• **Task description**: Reproduce every line of the listing as written, apart from the pictures.

• **The records**:

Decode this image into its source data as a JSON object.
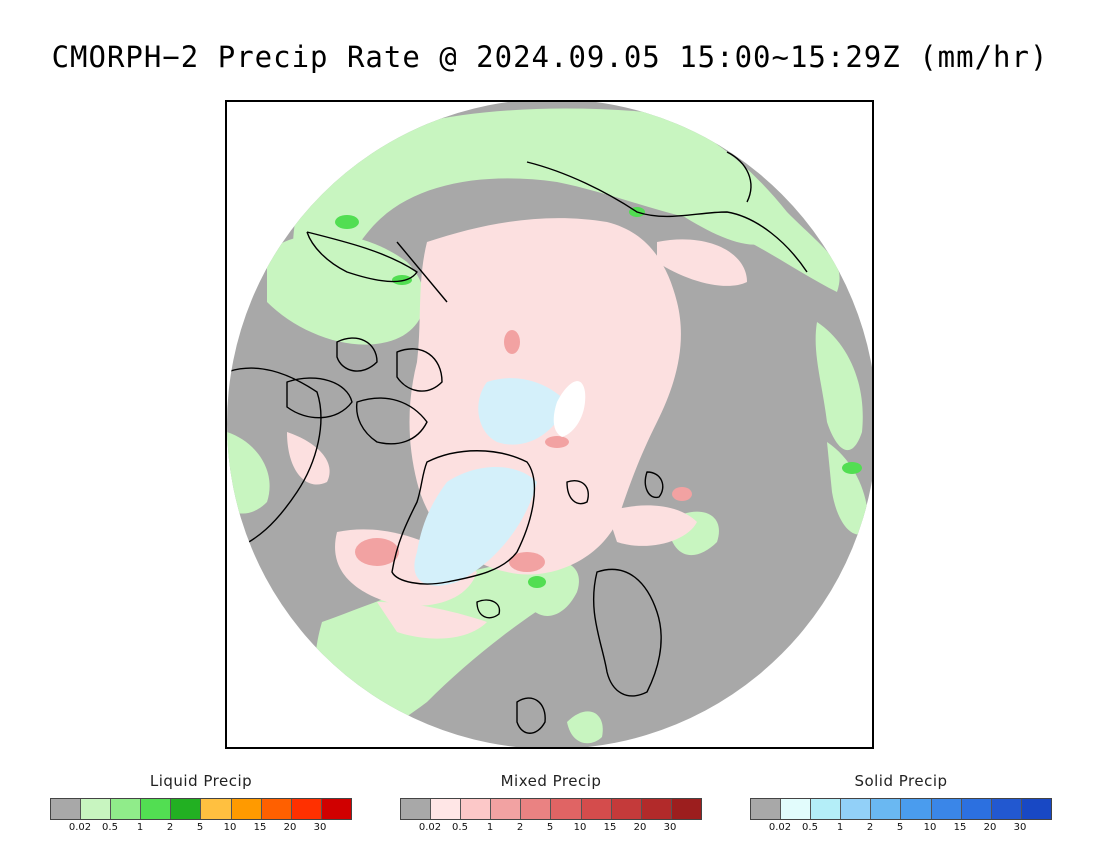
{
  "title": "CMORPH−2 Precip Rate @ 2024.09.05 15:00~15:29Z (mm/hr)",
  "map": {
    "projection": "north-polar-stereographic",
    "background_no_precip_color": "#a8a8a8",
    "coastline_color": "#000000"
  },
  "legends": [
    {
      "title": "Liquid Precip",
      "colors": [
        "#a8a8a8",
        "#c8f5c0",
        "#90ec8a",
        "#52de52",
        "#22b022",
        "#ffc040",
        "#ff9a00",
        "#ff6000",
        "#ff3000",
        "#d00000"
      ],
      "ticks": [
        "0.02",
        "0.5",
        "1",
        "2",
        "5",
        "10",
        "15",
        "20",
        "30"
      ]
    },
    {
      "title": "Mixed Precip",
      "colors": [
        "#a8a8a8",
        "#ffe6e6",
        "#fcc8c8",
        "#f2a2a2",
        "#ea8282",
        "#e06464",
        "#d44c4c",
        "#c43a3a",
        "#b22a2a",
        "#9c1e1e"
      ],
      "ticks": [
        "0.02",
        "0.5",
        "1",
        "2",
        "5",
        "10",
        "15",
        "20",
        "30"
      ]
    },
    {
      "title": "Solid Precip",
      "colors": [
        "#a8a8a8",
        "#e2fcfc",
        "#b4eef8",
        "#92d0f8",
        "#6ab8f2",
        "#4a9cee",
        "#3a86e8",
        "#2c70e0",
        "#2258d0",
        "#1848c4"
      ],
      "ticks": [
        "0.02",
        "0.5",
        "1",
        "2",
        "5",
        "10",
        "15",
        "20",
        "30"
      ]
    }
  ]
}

• **Task answer**:
Decode this image into its source data as a JSON object.
{
  "title": "CMORPH−2 Precip Rate @ 2024.09.05 15:00~15:29Z (mm/hr)",
  "map": {
    "projection": "north-polar-stereographic",
    "background_no_precip_color": "#a8a8a8",
    "coastline_color": "#000000"
  },
  "legends": [
    {
      "title": "Liquid Precip",
      "colors": [
        "#a8a8a8",
        "#c8f5c0",
        "#90ec8a",
        "#52de52",
        "#22b022",
        "#ffc040",
        "#ff9a00",
        "#ff6000",
        "#ff3000",
        "#d00000"
      ],
      "ticks": [
        "0.02",
        "0.5",
        "1",
        "2",
        "5",
        "10",
        "15",
        "20",
        "30"
      ]
    },
    {
      "title": "Mixed Precip",
      "colors": [
        "#a8a8a8",
        "#ffe6e6",
        "#fcc8c8",
        "#f2a2a2",
        "#ea8282",
        "#e06464",
        "#d44c4c",
        "#c43a3a",
        "#b22a2a",
        "#9c1e1e"
      ],
      "ticks": [
        "0.02",
        "0.5",
        "1",
        "2",
        "5",
        "10",
        "15",
        "20",
        "30"
      ]
    },
    {
      "title": "Solid Precip",
      "colors": [
        "#a8a8a8",
        "#e2fcfc",
        "#b4eef8",
        "#92d0f8",
        "#6ab8f2",
        "#4a9cee",
        "#3a86e8",
        "#2c70e0",
        "#2258d0",
        "#1848c4"
      ],
      "ticks": [
        "0.02",
        "0.5",
        "1",
        "2",
        "5",
        "10",
        "15",
        "20",
        "30"
      ]
    }
  ]
}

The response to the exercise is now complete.